+++ Exercise data +++
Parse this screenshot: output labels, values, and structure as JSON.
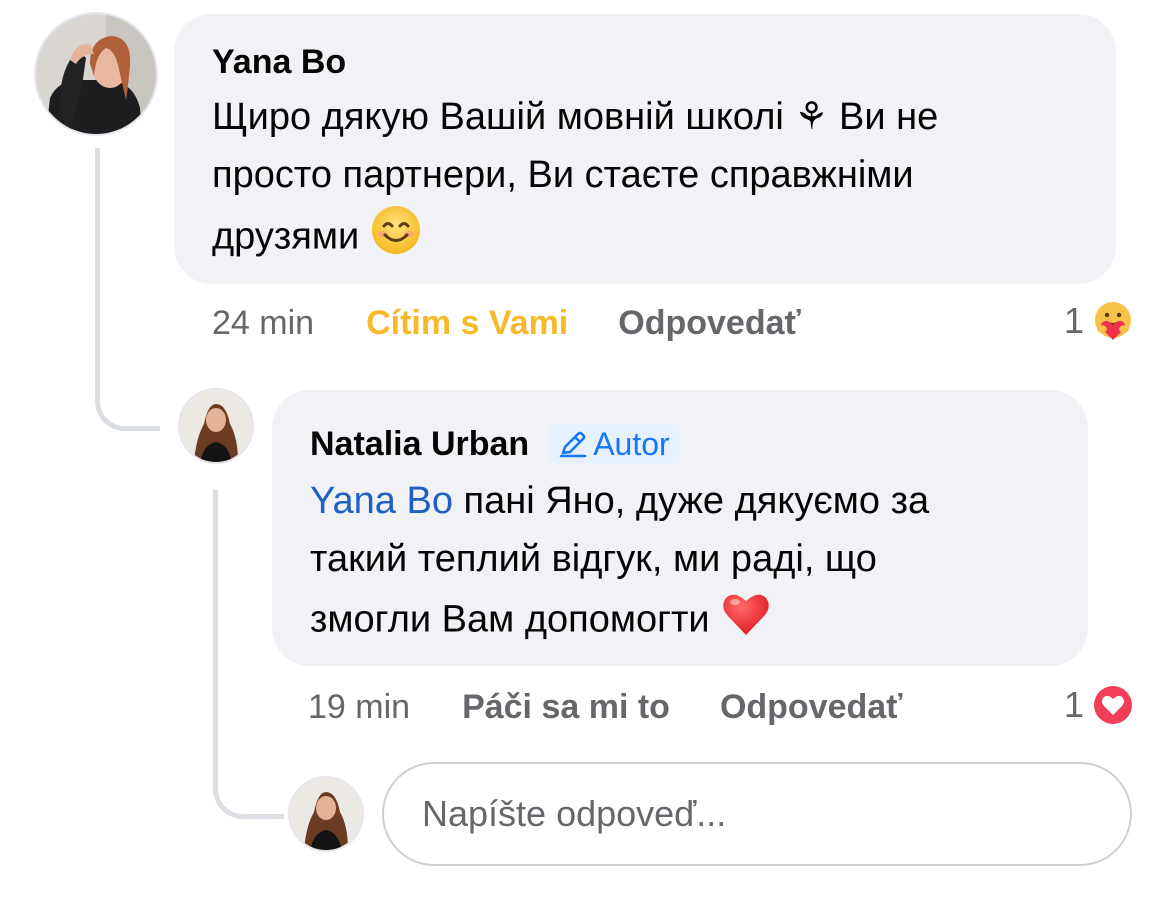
{
  "comment": {
    "author": "Yana Bo",
    "text_line1": "Щиро дякую Вашій мовній школі ⚘ Ви не",
    "text_line2": "просто партнери, Ви стаєте справжніми",
    "text_line3": "друзями",
    "trailing_emoji": "smiling-face-icon",
    "time": "24 min",
    "reaction_label": "Cítim s Vami",
    "reply_label": "Odpovedať",
    "reaction_count": "1",
    "reaction_icon": "care-reaction-icon",
    "reaction_color": "#f7b928"
  },
  "reply": {
    "author": "Natalia Urban",
    "badge_label": "Autor",
    "badge_color": "#1877f2",
    "mention": "Yana Bo",
    "text_line1": " пані Яно, дуже дякуємо за",
    "text_line2": "такий теплий відгук, ми раді, що",
    "text_line3": "змогли Вам допомогти",
    "trailing_emoji": "red-heart-icon",
    "time": "19 min",
    "reaction_label": "Páči sa mi to",
    "reply_label": "Odpovedať",
    "reaction_count": "1",
    "reaction_icon": "love-reaction-icon"
  },
  "composer": {
    "placeholder": "Napíšte odpoveď..."
  },
  "colors": {
    "bubble_bg": "#f0f2f5",
    "secondary_text": "#65676b",
    "mention": "#1f5fc6"
  }
}
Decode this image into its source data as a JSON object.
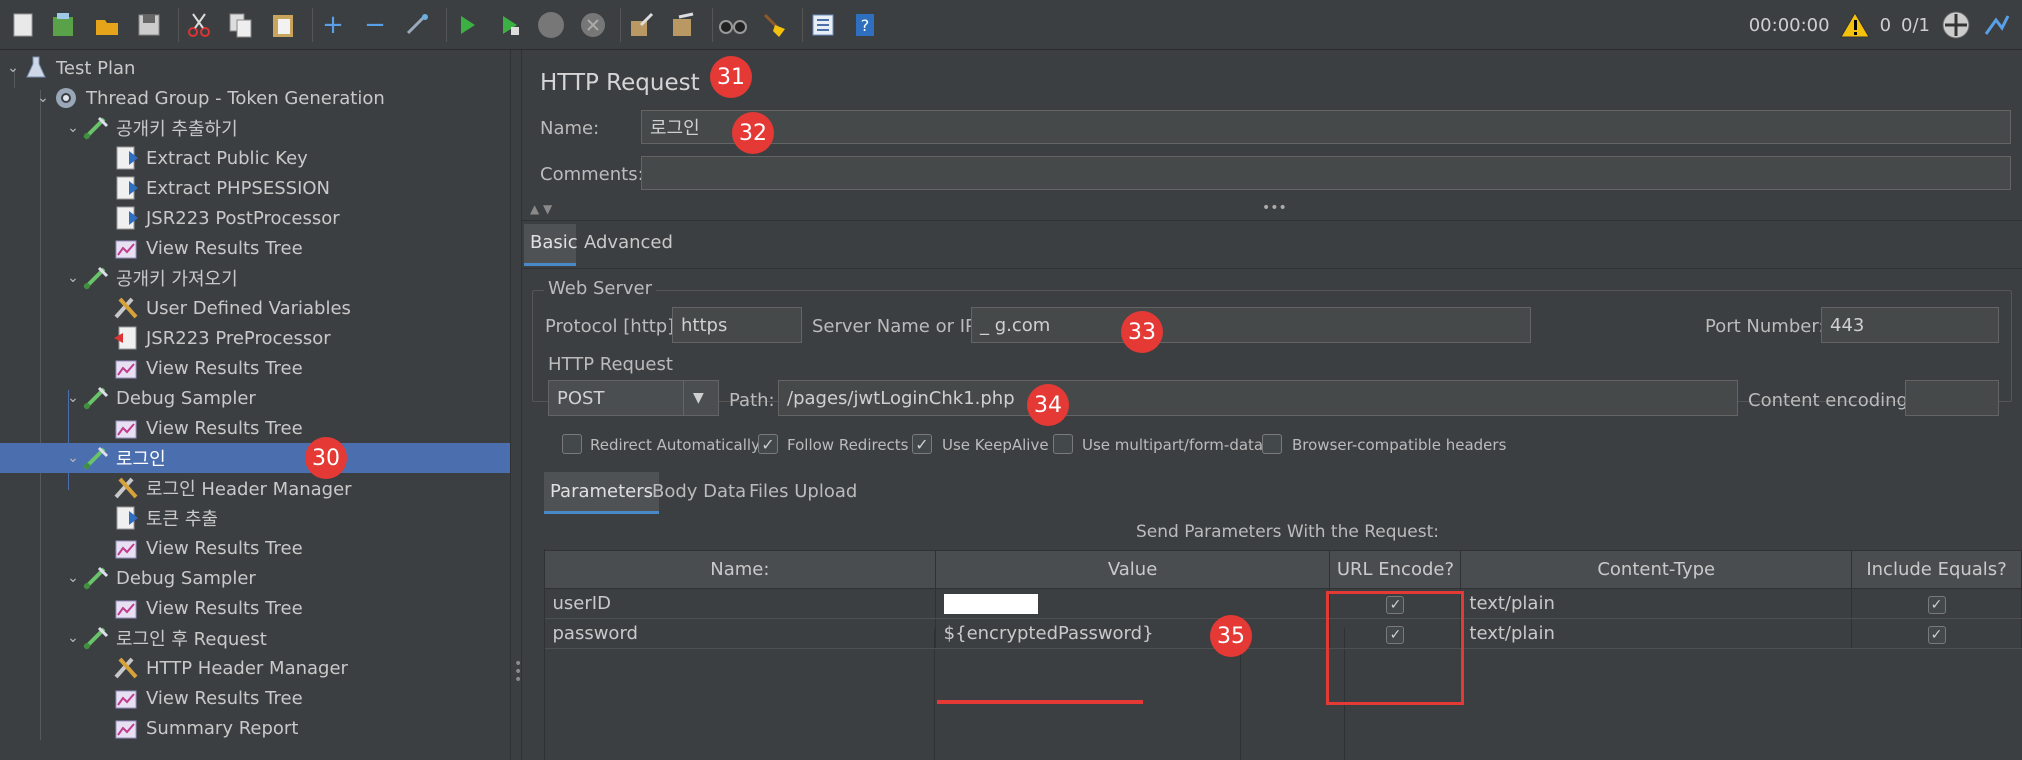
{
  "toolbar": {
    "icons": [
      "new-icon",
      "templates-icon",
      "open-icon",
      "save-icon",
      "cut-icon",
      "copy-icon",
      "paste-icon",
      "expand-icon",
      "collapse-icon",
      "toggle-icon",
      "start-icon",
      "start-no-pause-icon",
      "stop-icon",
      "shutdown-icon",
      "clear-icon",
      "clear-all-icon",
      "search-icon",
      "reset-search-icon",
      "function-helper-icon",
      "help-icon"
    ],
    "timer": "00:00:00",
    "warnings": "0",
    "threads": "0/1"
  },
  "tree": {
    "items": [
      {
        "label": "Test Plan",
        "icon": "test-plan-icon"
      },
      {
        "label": "Thread Group - Token Generation",
        "icon": "gear-icon"
      },
      {
        "label": "공개키 추출하기",
        "icon": "sampler-icon"
      },
      {
        "label": "Extract Public Key",
        "icon": "extractor-icon"
      },
      {
        "label": "Extract PHPSESSION",
        "icon": "extractor-icon"
      },
      {
        "label": "JSR223 PostProcessor",
        "icon": "postprocessor-icon"
      },
      {
        "label": "View Results Tree",
        "icon": "listener-icon"
      },
      {
        "label": "공개키 가져오기",
        "icon": "sampler-icon"
      },
      {
        "label": "User Defined Variables",
        "icon": "config-icon"
      },
      {
        "label": "JSR223 PreProcessor",
        "icon": "preprocessor-icon"
      },
      {
        "label": "View Results Tree",
        "icon": "listener-icon"
      },
      {
        "label": "Debug Sampler",
        "icon": "sampler-icon"
      },
      {
        "label": "View Results Tree",
        "icon": "listener-icon"
      },
      {
        "label": "로그인",
        "icon": "sampler-icon"
      },
      {
        "label": "로그인 Header Manager",
        "icon": "config-icon"
      },
      {
        "label": "토큰 추출",
        "icon": "extractor-icon"
      },
      {
        "label": "View Results Tree",
        "icon": "listener-icon"
      },
      {
        "label": "Debug Sampler",
        "icon": "sampler-icon"
      },
      {
        "label": "View Results Tree",
        "icon": "listener-icon"
      },
      {
        "label": "로그인 후 Request",
        "icon": "sampler-icon"
      },
      {
        "label": "HTTP Header Manager",
        "icon": "config-icon"
      },
      {
        "label": "View Results Tree",
        "icon": "listener-icon"
      },
      {
        "label": "Summary Report",
        "icon": "listener-icon"
      }
    ]
  },
  "annotations": {
    "b30": "30",
    "b31": "31",
    "b32": "32",
    "b33": "33",
    "b34": "34",
    "b35": "35"
  },
  "panel": {
    "title": "HTTP Request",
    "name_label": "Name:",
    "name_value": "로그인",
    "comments_label": "Comments:",
    "comments_value": "",
    "tabs": [
      "Basic",
      "Advanced"
    ],
    "web_server": {
      "legend": "Web Server",
      "protocol_label": "Protocol [http]:",
      "protocol_value": "https",
      "server_label": "Server Name or IP:",
      "server_value": "_          g.com",
      "port_label": "Port Number:",
      "port_value": "443"
    },
    "http_request": {
      "legend": "HTTP Request",
      "method": "POST",
      "path_label": "Path:",
      "path_value": "/pages/jwtLoginChk1.php",
      "encoding_label": "Content encoding:",
      "encoding_value": ""
    },
    "options": [
      {
        "label": "Redirect Automatically",
        "checked": false
      },
      {
        "label": "Follow Redirects",
        "checked": true
      },
      {
        "label": "Use KeepAlive",
        "checked": true
      },
      {
        "label": "Use multipart/form-data",
        "checked": false
      },
      {
        "label": "Browser-compatible headers",
        "checked": false
      }
    ],
    "subtabs": [
      "Parameters",
      "Body Data",
      "Files Upload"
    ],
    "params_caption": "Send Parameters With the Request:",
    "columns": [
      "Name:",
      "Value",
      "URL Encode?",
      "Content-Type",
      "Include Equals?"
    ],
    "rows": [
      {
        "name": "userID",
        "value": "",
        "url_encode": true,
        "content_type": "text/plain",
        "include_equals": true
      },
      {
        "name": "password",
        "value": "${encryptedPassword}",
        "url_encode": true,
        "content_type": "text/plain",
        "include_equals": true
      }
    ],
    "colors": {
      "highlight_red": "#e53935",
      "selection": "#4b6eaf"
    }
  }
}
+++
» Aim of the exercise: Reproduce each line word for word and drop the pictures.

» Solved problem:
Parse this screenshot: output labels, values, and structure as JSON.
{
  "comment": {
    "author": "Yana Bo",
    "text_line1": "Щиро дякую Вашій мовній школі ⚘ Ви не",
    "text_line2": "просто партнери, Ви стаєте справжніми",
    "text_line3": "друзями",
    "trailing_emoji": "smiling-face-icon",
    "time": "24 min",
    "reaction_label": "Cítim s Vami",
    "reply_label": "Odpovedať",
    "reaction_count": "1",
    "reaction_icon": "care-reaction-icon",
    "reaction_color": "#f7b928"
  },
  "reply": {
    "author": "Natalia Urban",
    "badge_label": "Autor",
    "badge_color": "#1877f2",
    "mention": "Yana Bo",
    "text_line1": " пані Яно, дуже дякуємо за",
    "text_line2": "такий теплий відгук, ми раді, що",
    "text_line3": "змогли Вам допомогти",
    "trailing_emoji": "red-heart-icon",
    "time": "19 min",
    "reaction_label": "Páči sa mi to",
    "reply_label": "Odpovedať",
    "reaction_count": "1",
    "reaction_icon": "love-reaction-icon"
  },
  "composer": {
    "placeholder": "Napíšte odpoveď..."
  },
  "colors": {
    "bubble_bg": "#f0f2f5",
    "secondary_text": "#65676b",
    "mention": "#1f5fc6"
  }
}
Decode this image into its source data as a JSON object.
{
  "toolbar": {
    "icons": [
      "new-icon",
      "templates-icon",
      "open-icon",
      "save-icon",
      "cut-icon",
      "copy-icon",
      "paste-icon",
      "expand-icon",
      "collapse-icon",
      "toggle-icon",
      "start-icon",
      "start-no-pause-icon",
      "stop-icon",
      "shutdown-icon",
      "clear-icon",
      "clear-all-icon",
      "search-icon",
      "reset-search-icon",
      "function-helper-icon",
      "help-icon"
    ],
    "timer": "00:00:00",
    "warnings": "0",
    "threads": "0/1"
  },
  "tree": {
    "items": [
      {
        "label": "Test Plan",
        "icon": "test-plan-icon"
      },
      {
        "label": "Thread Group - Token Generation",
        "icon": "gear-icon"
      },
      {
        "label": "공개키 추출하기",
        "icon": "sampler-icon"
      },
      {
        "label": "Extract Public Key",
        "icon": "extractor-icon"
      },
      {
        "label": "Extract PHPSESSION",
        "icon": "extractor-icon"
      },
      {
        "label": "JSR223 PostProcessor",
        "icon": "postprocessor-icon"
      },
      {
        "label": "View Results Tree",
        "icon": "listener-icon"
      },
      {
        "label": "공개키 가져오기",
        "icon": "sampler-icon"
      },
      {
        "label": "User Defined Variables",
        "icon": "config-icon"
      },
      {
        "label": "JSR223 PreProcessor",
        "icon": "preprocessor-icon"
      },
      {
        "label": "View Results Tree",
        "icon": "listener-icon"
      },
      {
        "label": "Debug Sampler",
        "icon": "sampler-icon"
      },
      {
        "label": "View Results Tree",
        "icon": "listener-icon"
      },
      {
        "label": "로그인",
        "icon": "sampler-icon"
      },
      {
        "label": "로그인 Header Manager",
        "icon": "config-icon"
      },
      {
        "label": "토큰 추출",
        "icon": "extractor-icon"
      },
      {
        "label": "View Results Tree",
        "icon": "listener-icon"
      },
      {
        "label": "Debug Sampler",
        "icon": "sampler-icon"
      },
      {
        "label": "View Results Tree",
        "icon": "listener-icon"
      },
      {
        "label": "로그인 후 Request",
        "icon": "sampler-icon"
      },
      {
        "label": "HTTP Header Manager",
        "icon": "config-icon"
      },
      {
        "label": "View Results Tree",
        "icon": "listener-icon"
      },
      {
        "label": "Summary Report",
        "icon": "listener-icon"
      }
    ]
  },
  "annotations": {
    "b30": "30",
    "b31": "31",
    "b32": "32",
    "b33": "33",
    "b34": "34",
    "b35": "35"
  },
  "panel": {
    "title": "HTTP Request",
    "name_label": "Name:",
    "name_value": "로그인",
    "comments_label": "Comments:",
    "comments_value": "",
    "tabs": [
      "Basic",
      "Advanced"
    ],
    "web_server": {
      "legend": "Web Server",
      "protocol_label": "Protocol [http]:",
      "protocol_value": "https",
      "server_label": "Server Name or IP:",
      "server_value": "_          g.com",
      "port_label": "Port Number:",
      "port_value": "443"
    },
    "http_request": {
      "legend": "HTTP Request",
      "method": "POST",
      "path_label": "Path:",
      "path_value": "/pages/jwtLoginChk1.php",
      "encoding_label": "Content encoding:",
      "encoding_value": ""
    },
    "options": [
      {
        "label": "Redirect Automatically",
        "checked": false
      },
      {
        "label": "Follow Redirects",
        "checked": true
      },
      {
        "label": "Use KeepAlive",
        "checked": true
      },
      {
        "label": "Use multipart/form-data",
        "checked": false
      },
      {
        "label": "Browser-compatible headers",
        "checked": false
      }
    ],
    "subtabs": [
      "Parameters",
      "Body Data",
      "Files Upload"
    ],
    "params_caption": "Send Parameters With the Request:",
    "columns": [
      "Name:",
      "Value",
      "URL Encode?",
      "Content-Type",
      "Include Equals?"
    ],
    "rows": [
      {
        "name": "userID",
        "value": "",
        "url_encode": true,
        "content_type": "text/plain",
        "include_equals": true
      },
      {
        "name": "password",
        "value": "${encryptedPassword}",
        "url_encode": true,
        "content_type": "text/plain",
        "include_equals": true
      }
    ],
    "colors": {
      "highlight_red": "#e53935",
      "selection": "#4b6eaf"
    }
  }
}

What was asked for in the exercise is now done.